▶ _Task directions_: Lines containing the string "Oferta" are to be collected in full.

• • • •

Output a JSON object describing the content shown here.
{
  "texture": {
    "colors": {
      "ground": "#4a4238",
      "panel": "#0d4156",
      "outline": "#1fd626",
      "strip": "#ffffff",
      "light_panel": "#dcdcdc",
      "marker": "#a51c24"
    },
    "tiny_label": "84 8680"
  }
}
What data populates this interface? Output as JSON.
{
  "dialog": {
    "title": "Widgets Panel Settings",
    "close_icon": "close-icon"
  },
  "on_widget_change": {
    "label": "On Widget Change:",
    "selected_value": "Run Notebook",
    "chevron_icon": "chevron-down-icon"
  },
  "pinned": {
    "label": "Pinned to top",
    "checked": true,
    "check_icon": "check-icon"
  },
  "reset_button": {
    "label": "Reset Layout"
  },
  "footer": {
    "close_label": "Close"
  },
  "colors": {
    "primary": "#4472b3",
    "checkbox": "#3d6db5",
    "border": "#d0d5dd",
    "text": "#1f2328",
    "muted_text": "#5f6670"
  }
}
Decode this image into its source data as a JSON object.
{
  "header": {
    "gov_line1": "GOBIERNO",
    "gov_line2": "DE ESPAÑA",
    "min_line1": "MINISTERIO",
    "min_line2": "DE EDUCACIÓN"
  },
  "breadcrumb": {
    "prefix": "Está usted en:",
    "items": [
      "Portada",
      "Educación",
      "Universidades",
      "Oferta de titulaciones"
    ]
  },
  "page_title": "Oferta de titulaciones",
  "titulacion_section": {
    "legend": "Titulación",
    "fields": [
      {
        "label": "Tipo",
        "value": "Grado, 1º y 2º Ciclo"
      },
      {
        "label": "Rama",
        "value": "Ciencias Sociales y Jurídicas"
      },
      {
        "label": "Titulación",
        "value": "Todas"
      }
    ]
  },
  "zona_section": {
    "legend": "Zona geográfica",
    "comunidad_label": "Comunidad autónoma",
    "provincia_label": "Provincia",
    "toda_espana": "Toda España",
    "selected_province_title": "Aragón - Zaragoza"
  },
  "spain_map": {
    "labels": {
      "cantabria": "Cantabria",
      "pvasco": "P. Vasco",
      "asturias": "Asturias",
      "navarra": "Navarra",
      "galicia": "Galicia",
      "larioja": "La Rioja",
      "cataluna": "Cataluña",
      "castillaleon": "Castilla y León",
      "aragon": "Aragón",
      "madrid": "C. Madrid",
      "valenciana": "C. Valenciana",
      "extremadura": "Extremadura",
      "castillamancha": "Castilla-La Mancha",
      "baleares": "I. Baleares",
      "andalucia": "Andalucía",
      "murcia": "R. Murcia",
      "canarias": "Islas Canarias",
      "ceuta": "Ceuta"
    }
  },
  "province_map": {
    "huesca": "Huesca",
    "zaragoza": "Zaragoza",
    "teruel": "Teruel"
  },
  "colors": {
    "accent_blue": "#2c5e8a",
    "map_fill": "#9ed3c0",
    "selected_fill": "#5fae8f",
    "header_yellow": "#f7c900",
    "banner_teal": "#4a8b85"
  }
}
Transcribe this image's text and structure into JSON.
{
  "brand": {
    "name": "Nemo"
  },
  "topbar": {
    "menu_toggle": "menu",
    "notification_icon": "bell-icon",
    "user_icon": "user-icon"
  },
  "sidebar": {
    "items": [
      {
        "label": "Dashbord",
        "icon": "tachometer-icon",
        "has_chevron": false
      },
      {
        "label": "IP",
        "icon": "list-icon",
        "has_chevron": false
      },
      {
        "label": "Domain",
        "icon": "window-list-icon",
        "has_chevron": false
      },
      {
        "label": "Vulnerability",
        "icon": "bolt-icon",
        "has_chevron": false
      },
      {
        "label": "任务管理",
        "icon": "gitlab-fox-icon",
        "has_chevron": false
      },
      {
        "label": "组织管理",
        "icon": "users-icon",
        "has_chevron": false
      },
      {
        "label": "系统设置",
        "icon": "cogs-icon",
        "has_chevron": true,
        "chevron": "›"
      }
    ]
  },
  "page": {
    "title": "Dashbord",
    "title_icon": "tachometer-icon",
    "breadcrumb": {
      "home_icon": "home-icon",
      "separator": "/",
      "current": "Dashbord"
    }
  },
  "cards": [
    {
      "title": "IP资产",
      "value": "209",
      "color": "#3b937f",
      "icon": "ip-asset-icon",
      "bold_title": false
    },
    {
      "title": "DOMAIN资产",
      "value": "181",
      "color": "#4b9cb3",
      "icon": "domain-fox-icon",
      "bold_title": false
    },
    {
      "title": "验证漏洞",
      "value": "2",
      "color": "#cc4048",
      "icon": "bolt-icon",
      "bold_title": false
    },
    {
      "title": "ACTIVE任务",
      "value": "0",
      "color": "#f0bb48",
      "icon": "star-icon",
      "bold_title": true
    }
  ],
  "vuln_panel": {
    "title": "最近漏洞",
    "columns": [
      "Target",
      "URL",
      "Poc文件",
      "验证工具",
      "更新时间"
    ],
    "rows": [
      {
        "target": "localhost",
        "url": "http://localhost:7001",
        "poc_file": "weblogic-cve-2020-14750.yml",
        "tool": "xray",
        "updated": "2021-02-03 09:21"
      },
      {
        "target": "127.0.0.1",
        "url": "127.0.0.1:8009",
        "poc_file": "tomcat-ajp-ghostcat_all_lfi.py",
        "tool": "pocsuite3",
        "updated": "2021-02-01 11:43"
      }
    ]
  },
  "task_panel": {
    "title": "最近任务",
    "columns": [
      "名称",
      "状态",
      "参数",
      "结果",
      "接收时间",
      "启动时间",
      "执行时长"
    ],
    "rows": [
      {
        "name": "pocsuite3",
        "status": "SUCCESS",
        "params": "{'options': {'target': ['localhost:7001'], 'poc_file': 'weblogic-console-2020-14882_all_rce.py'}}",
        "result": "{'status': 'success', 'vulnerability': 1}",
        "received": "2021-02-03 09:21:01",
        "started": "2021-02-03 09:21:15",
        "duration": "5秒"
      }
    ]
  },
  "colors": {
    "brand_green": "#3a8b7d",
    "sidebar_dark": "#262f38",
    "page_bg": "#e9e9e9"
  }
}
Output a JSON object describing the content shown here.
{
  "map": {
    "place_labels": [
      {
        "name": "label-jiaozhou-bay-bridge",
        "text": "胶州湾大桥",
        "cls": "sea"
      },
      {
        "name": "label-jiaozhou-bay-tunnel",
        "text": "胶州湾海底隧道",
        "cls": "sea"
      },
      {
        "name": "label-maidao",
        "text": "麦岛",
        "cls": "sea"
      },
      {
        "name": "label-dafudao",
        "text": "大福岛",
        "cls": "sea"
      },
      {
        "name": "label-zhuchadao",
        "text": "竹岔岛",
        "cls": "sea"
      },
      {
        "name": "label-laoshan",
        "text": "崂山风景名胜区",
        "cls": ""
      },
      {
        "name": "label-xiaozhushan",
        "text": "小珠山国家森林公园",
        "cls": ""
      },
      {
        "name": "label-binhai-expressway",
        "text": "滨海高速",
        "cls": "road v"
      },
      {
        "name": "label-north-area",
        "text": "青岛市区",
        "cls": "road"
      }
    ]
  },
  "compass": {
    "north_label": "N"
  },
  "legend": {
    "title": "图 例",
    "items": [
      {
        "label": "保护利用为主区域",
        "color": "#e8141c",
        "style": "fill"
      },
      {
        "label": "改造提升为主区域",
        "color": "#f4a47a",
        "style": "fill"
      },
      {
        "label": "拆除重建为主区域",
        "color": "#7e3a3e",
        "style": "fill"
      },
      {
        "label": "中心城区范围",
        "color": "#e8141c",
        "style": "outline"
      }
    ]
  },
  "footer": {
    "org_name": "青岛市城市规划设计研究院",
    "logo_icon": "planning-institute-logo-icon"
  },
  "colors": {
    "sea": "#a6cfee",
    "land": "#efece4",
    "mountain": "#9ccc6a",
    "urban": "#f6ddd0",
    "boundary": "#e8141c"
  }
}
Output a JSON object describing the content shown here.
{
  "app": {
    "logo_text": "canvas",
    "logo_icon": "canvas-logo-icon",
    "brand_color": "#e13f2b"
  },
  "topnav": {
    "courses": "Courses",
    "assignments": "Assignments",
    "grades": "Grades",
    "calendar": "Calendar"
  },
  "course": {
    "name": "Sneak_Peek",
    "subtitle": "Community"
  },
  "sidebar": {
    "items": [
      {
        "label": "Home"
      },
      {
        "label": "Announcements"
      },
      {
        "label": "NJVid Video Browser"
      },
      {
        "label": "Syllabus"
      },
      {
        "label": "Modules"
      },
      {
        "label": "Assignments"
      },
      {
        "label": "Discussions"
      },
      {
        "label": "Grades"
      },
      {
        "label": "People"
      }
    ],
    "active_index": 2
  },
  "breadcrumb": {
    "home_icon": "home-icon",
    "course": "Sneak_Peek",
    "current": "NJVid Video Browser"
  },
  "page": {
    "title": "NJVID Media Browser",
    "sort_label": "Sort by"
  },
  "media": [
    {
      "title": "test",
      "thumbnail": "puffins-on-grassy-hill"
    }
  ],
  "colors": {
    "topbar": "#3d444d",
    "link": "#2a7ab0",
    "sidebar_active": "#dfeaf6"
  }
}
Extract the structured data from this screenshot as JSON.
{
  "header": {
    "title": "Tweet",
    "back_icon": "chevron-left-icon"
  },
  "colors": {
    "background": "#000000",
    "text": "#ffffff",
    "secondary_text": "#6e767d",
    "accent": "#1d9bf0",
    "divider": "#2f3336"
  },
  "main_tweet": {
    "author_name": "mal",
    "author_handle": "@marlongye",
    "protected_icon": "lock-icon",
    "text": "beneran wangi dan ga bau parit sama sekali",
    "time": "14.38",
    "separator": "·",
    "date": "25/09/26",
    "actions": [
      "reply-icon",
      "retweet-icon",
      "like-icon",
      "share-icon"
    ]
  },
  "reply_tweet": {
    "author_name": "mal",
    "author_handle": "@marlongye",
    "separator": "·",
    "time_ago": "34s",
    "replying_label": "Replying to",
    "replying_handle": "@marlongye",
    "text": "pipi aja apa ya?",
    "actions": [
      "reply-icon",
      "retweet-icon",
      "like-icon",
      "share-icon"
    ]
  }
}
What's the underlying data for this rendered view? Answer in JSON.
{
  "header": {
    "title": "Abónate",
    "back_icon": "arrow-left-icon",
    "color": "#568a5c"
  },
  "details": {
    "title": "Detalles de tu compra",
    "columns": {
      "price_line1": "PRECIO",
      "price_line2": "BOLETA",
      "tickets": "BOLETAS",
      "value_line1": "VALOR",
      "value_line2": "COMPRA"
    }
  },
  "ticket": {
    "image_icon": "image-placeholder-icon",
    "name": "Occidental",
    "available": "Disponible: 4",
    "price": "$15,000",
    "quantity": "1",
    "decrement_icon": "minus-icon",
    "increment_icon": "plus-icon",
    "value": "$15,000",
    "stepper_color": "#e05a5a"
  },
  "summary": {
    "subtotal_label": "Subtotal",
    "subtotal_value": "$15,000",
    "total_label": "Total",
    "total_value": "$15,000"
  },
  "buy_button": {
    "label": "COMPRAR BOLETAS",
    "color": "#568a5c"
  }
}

• • • •

▶ _Correct response_:
      "Oferta de titulaciones"
  "page_title": "Oferta de titulaciones",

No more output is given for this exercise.